Records from a collection:
-*-*-
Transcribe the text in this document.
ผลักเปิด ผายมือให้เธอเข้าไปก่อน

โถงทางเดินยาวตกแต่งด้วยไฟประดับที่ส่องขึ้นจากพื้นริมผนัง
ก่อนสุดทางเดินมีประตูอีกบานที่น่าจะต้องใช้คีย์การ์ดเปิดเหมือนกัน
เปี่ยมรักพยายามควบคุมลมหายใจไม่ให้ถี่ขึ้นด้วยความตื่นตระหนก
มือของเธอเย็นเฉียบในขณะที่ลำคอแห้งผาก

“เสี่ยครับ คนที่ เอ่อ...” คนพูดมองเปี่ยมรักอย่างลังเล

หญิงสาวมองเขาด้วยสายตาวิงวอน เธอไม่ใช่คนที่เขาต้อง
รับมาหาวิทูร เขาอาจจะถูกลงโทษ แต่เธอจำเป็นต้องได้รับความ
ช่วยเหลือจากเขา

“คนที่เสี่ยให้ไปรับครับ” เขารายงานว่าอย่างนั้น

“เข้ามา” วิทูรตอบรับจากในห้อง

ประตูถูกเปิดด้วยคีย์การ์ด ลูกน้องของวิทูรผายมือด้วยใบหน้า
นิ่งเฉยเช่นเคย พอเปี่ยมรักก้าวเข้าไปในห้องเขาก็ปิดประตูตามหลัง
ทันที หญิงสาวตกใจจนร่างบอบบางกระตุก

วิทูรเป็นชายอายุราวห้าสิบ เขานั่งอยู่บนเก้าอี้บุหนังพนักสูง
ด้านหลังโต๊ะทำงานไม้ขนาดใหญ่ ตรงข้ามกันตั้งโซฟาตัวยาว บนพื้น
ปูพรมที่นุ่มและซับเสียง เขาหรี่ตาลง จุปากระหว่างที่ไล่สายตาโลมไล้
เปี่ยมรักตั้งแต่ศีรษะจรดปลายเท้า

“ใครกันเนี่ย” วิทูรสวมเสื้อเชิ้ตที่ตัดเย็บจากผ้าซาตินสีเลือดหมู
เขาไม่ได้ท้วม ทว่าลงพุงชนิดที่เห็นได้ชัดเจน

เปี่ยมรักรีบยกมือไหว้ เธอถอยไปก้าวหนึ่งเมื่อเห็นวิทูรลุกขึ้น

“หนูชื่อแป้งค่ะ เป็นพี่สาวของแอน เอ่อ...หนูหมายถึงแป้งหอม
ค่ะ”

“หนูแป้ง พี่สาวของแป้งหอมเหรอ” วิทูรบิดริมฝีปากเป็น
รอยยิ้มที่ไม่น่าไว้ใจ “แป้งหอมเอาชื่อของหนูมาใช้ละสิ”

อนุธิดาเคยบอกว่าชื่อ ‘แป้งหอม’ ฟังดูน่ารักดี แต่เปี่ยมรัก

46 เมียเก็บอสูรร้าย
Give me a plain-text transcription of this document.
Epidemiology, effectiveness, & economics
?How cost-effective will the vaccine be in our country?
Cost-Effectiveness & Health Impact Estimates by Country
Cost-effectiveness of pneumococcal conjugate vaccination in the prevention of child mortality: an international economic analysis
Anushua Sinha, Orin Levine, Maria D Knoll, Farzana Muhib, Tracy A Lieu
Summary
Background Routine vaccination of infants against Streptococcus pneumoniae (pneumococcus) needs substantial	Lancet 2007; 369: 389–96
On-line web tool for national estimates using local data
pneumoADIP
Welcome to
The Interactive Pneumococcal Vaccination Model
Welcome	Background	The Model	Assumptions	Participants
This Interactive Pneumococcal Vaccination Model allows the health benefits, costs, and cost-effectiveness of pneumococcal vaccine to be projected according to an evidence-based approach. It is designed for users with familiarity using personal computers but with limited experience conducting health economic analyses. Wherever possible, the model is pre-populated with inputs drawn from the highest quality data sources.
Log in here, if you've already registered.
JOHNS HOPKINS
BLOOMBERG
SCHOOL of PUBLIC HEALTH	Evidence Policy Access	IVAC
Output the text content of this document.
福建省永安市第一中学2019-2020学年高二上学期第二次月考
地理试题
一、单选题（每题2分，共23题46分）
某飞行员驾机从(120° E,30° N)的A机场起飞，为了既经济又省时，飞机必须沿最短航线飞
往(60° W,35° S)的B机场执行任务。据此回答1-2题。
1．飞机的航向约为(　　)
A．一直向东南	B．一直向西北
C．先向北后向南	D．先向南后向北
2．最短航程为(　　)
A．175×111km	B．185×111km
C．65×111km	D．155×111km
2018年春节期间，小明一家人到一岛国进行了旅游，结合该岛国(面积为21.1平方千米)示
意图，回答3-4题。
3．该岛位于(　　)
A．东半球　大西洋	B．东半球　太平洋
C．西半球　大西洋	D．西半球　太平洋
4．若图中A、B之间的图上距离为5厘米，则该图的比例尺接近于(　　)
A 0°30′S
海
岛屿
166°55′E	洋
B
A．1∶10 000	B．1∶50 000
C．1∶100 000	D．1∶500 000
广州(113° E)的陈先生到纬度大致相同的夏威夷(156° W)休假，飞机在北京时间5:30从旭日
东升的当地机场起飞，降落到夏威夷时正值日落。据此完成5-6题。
-*-*-
#### Aim:
Repeat the entries exactly, all of them.

#### Written reply:
Transcribe the text in this document.
ผลักเปิด ผายมือให้เธอเข้าไปก่อน

โถงทางเดินยาวตกแต่งด้วยไฟประดับที่ส่องขึ้นจากพื้นริมผนัง
ก่อนสุดทางเดินมีประตูอีกบานที่น่าจะต้องใช้คีย์การ์ดเปิดเหมือนกัน
เปี่ยมรักพยายามควบคุมลมหายใจไม่ให้ถี่ขึ้นด้วยความตื่นตระหนก
มือของเธอเย็นเฉียบในขณะที่ลำคอแห้งผาก

“เสี่ยครับ คนที่ เอ่อ...” คนพูดมองเปี่ยมรักอย่างลังเล

หญิงสาวมองเขาด้วยสายตาวิงวอน เธอไม่ใช่คนที่เขาต้อง
รับมาหาวิทูร เขาอาจจะถูกลงโทษ แต่เธอจำเป็นต้องได้รับความ
ช่วยเหลือจากเขา

“คนที่เสี่ยให้ไปรับครับ” เขารายงานว่าอย่างนั้น

“เข้ามา” วิทูรตอบรับจากในห้อง

ประตูถูกเปิดด้วยคีย์การ์ด ลูกน้องของวิทูรผายมือด้วยใบหน้า
นิ่งเฉยเช่นเคย พอเปี่ยมรักก้าวเข้าไปในห้องเขาก็ปิดประตูตามหลัง
ทันที หญิงสาวตกใจจนร่างบอบบางกระตุก

วิทูรเป็นชายอายุราวห้าสิบ เขานั่งอยู่บนเก้าอี้บุหนังพนักสูง
ด้านหลังโต๊ะทำงานไม้ขนาดใหญ่ ตรงข้ามกันตั้งโซฟาตัวยาว บนพื้น
ปูพรมที่นุ่มและซับเสียง เขาหรี่ตาลง จุปากระหว่างที่ไล่สายตาโลมไล้
เปี่ยมรักตั้งแต่ศีรษะจรดปลายเท้า

“ใครกันเนี่ย” วิทูรสวมเสื้อเชิ้ตที่ตัดเย็บจากผ้าซาตินสีเลือดหมู
เขาไม่ได้ท้วม ทว่าลงพุงชนิดที่เห็นได้ชัดเจน

เปี่ยมรักรีบยกมือไหว้ เธอถอยไปก้าวหนึ่งเมื่อเห็นวิทูรลุกขึ้น

“หนูชื่อแป้งค่ะ เป็นพี่สาวของแอน เอ่อ...หนูหมายถึงแป้งหอม
ค่ะ”

“หนูแป้ง พี่สาวของแป้งหอมเหรอ” วิทูรบิดริมฝีปากเป็น
รอยยิ้มที่ไม่น่าไว้ใจ “แป้งหอมเอาชื่อของหนูมาใช้ละสิ”

อนุธิดาเคยบอกว่าชื่อ ‘แป้งหอม’ ฟังดูน่ารักดี แต่เปี่ยมรัก

46 เมียเก็บอสูรร้าย
Give me a plain-text transcription of this document.
Epidemiology, effectiveness, & economics
?How cost-effective will the vaccine be in our country?
Cost-Effectiveness & Health Impact Estimates by Country
Cost-effectiveness of pneumococcal conjugate vaccination in the prevention of child mortality: an international economic analysis
Anushua Sinha, Orin Levine, Maria D Knoll, Farzana Muhib, Tracy A Lieu
Summary
Background Routine vaccination of infants against Streptococcus pneumoniae (pneumococcus) needs substantial	Lancet 2007; 369: 389–96
On-line web tool for national estimates using local data
pneumoADIP
Welcome to
The Interactive Pneumococcal Vaccination Model
Welcome	Background	The Model	Assumptions	Participants
This Interactive Pneumococcal Vaccination Model allows the health benefits, costs, and cost-effectiveness of pneumococcal vaccine to be projected according to an evidence-based approach. It is designed for users with familiarity using personal computers but with limited experience conducting health economic analyses. Wherever possible, the model is pre-populated with inputs drawn from the highest quality data sources.
Log in here, if you've already registered.
JOHNS HOPKINS
BLOOMBERG
SCHOOL of PUBLIC HEALTH	Evidence Policy Access	IVAC
Output the text content of this document.
福建省永安市第一中学2019-2020学年高二上学期第二次月考
地理试题
一、单选题（每题2分，共23题46分）
某飞行员驾机从(120° E,30° N)的A机场起飞，为了既经济又省时，飞机必须沿最短航线飞
往(60° W,35° S)的B机场执行任务。据此回答1-2题。
1．飞机的航向约为(　　)
A．一直向东南	B．一直向西北
C．先向北后向南	D．先向南后向北
2．最短航程为(　　)
A．175×111km	B．185×111km
C．65×111km	D．155×111km
2018年春节期间，小明一家人到一岛国进行了旅游，结合该岛国(面积为21.1平方千米)示
意图，回答3-4题。
3．该岛位于(　　)
A．东半球　大西洋	B．东半球　太平洋
C．西半球　大西洋	D．西半球　太平洋
4．若图中A、B之间的图上距离为5厘米，则该图的比例尺接近于(　　)
A 0°30′S
海
岛屿
166°55′E	洋
B
A．1∶10 000	B．1∶50 000
C．1∶100 000	D．1∶500 000
广州(113° E)的陈先生到纬度大致相同的夏威夷(156° W)休假，飞机在北京时间5:30从旭日
东升的当地机场起飞，降落到夏威夷时正值日落。据此完成5-6题。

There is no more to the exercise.